** begin **
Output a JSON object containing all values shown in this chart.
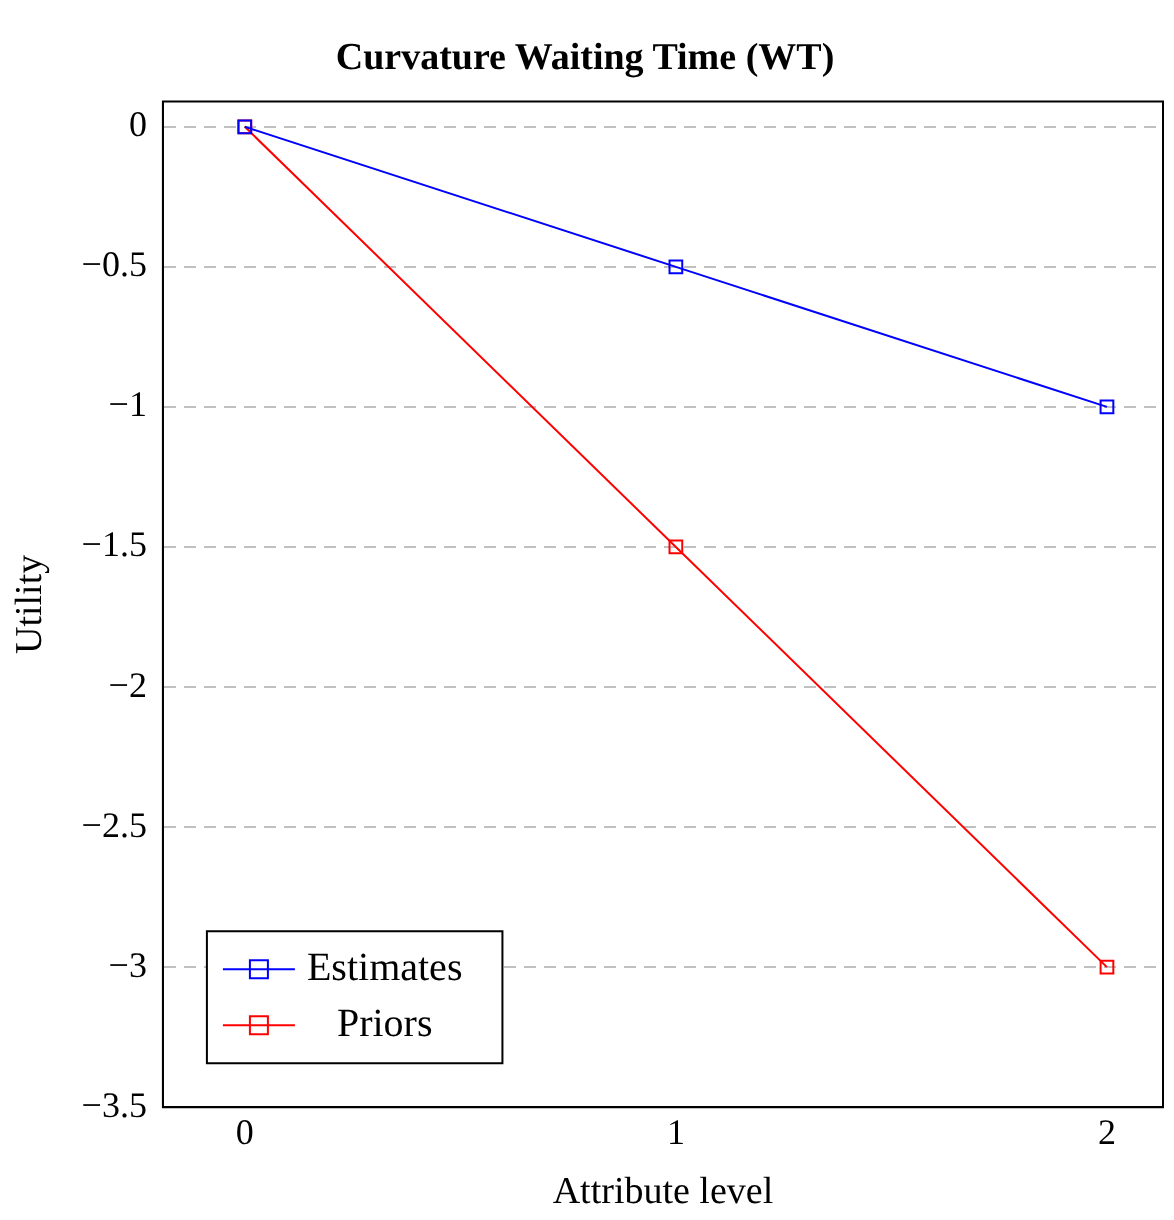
{
  "chart_data": {
    "type": "line",
    "title": "Curvature Waiting Time (WT)",
    "xlabel": "Attribute level",
    "ylabel": "Utility",
    "x": [
      0,
      1,
      2
    ],
    "series": [
      {
        "name": "Estimates",
        "color": "#0000ff",
        "values": [
          0,
          -0.5,
          -1
        ]
      },
      {
        "name": "Priors",
        "color": "#ff0000",
        "values": [
          0,
          -1.5,
          -3
        ]
      }
    ],
    "xlim": [
      -0.19,
      2.13
    ],
    "xticks": [
      0,
      1,
      2
    ],
    "ylim": [
      -3.5,
      0.09
    ],
    "yticks": [
      {
        "value": -3.5,
        "label": "−3.5"
      },
      {
        "value": -3,
        "label": "−3"
      },
      {
        "value": -2.5,
        "label": "−2.5"
      },
      {
        "value": -2,
        "label": "−2"
      },
      {
        "value": -1.5,
        "label": "−1.5"
      },
      {
        "value": -1,
        "label": "−1"
      },
      {
        "value": -0.5,
        "label": "−0.5"
      },
      0
    ],
    "grid": "y",
    "legend": "bottom left",
    "marker": "square",
    "line_style": "solid"
  }
}
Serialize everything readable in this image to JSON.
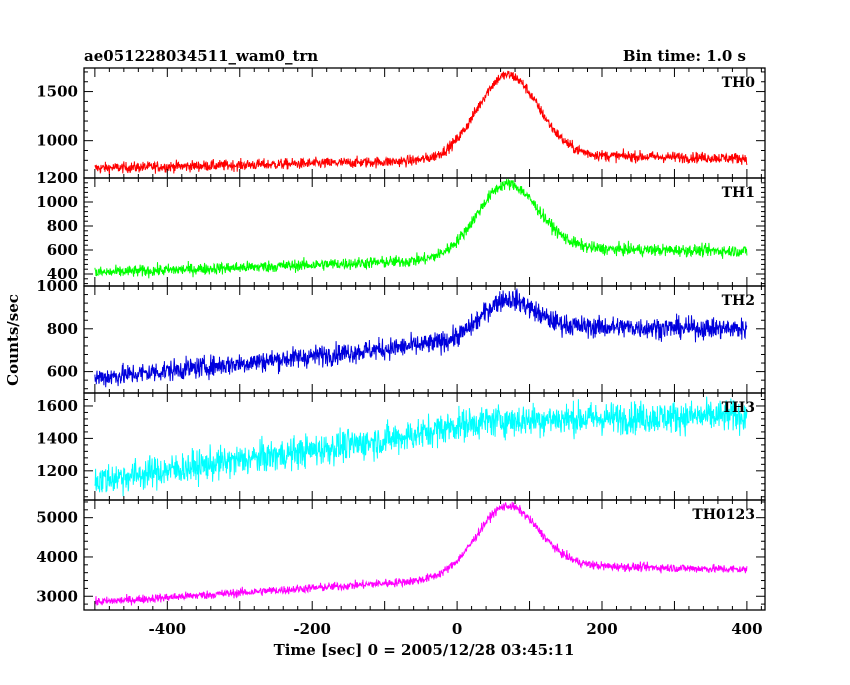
{
  "header": {
    "title": "ae051228034511_wam0_trn",
    "bin_time": "Bin time: 1.0 s"
  },
  "axes": {
    "xlabel": "Time [sec] 0 = 2005/12/28 03:45:11",
    "ylabel": "Counts/sec"
  },
  "chart_data": {
    "type": "line",
    "title": "ae051228034511_wam0_trn",
    "xlabel": "Time [sec] 0 = 2005/12/28 03:45:11",
    "ylabel": "Counts/sec",
    "xlim": [
      -515,
      425
    ],
    "x_ticks": [
      -400,
      -200,
      0,
      200,
      400
    ],
    "x_range": [
      -500,
      400
    ],
    "bin_time_s": 1.0,
    "panels": [
      {
        "name": "TH0",
        "color": "#ff0000",
        "ylim": [
          620,
          1740
        ],
        "y_ticks": [
          1000,
          1500
        ],
        "baseline_start": 720,
        "baseline_pre_burst": 800,
        "peak_time": 70,
        "peak_value": 1670,
        "burst_width": 42,
        "post_level": 850,
        "post_level_end": 820,
        "noise": 28
      },
      {
        "name": "TH1",
        "color": "#00ff00",
        "ylim": [
          300,
          1200
        ],
        "y_ticks": [
          400,
          600,
          800,
          1000,
          1200
        ],
        "baseline_start": 410,
        "baseline_pre_burst": 520,
        "peak_time": 70,
        "peak_value": 1150,
        "burst_width": 42,
        "post_level": 610,
        "post_level_end": 590,
        "noise": 25
      },
      {
        "name": "TH2",
        "color": "#0000dd",
        "ylim": [
          500,
          1000
        ],
        "y_ticks": [
          600,
          800,
          1000
        ],
        "baseline_start": 570,
        "baseline_pre_burst": 740,
        "peak_time": 70,
        "peak_value": 940,
        "burst_width": 35,
        "post_level": 810,
        "post_level_end": 800,
        "noise": 25
      },
      {
        "name": "TH3",
        "color": "#00ffff",
        "ylim": [
          1020,
          1680
        ],
        "y_ticks": [
          1200,
          1400,
          1600
        ],
        "baseline_start": 1140,
        "baseline_pre_burst": 1450,
        "peak_time": 70,
        "peak_value": 1510,
        "burst_width": 60,
        "post_level": 1520,
        "post_level_end": 1540,
        "noise": 50
      },
      {
        "name": "TH0123",
        "color": "#ff00ff",
        "ylim": [
          2650,
          5450
        ],
        "y_ticks": [
          3000,
          4000,
          5000
        ],
        "baseline_start": 2850,
        "baseline_pre_burst": 3450,
        "peak_time": 70,
        "peak_value": 5300,
        "burst_width": 42,
        "post_level": 3780,
        "post_level_end": 3680,
        "noise": 55
      }
    ]
  }
}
** end **
SET TASK: Your task is to gather every line with the word "name" and copy it.

SOLUTION BELOW:
        "name": "Estimates",
        "name": "Priors",
        "name": "TH0",
        "name": "TH1",
        "name": "TH2",
        "name": "TH3",
        "name": "TH0123",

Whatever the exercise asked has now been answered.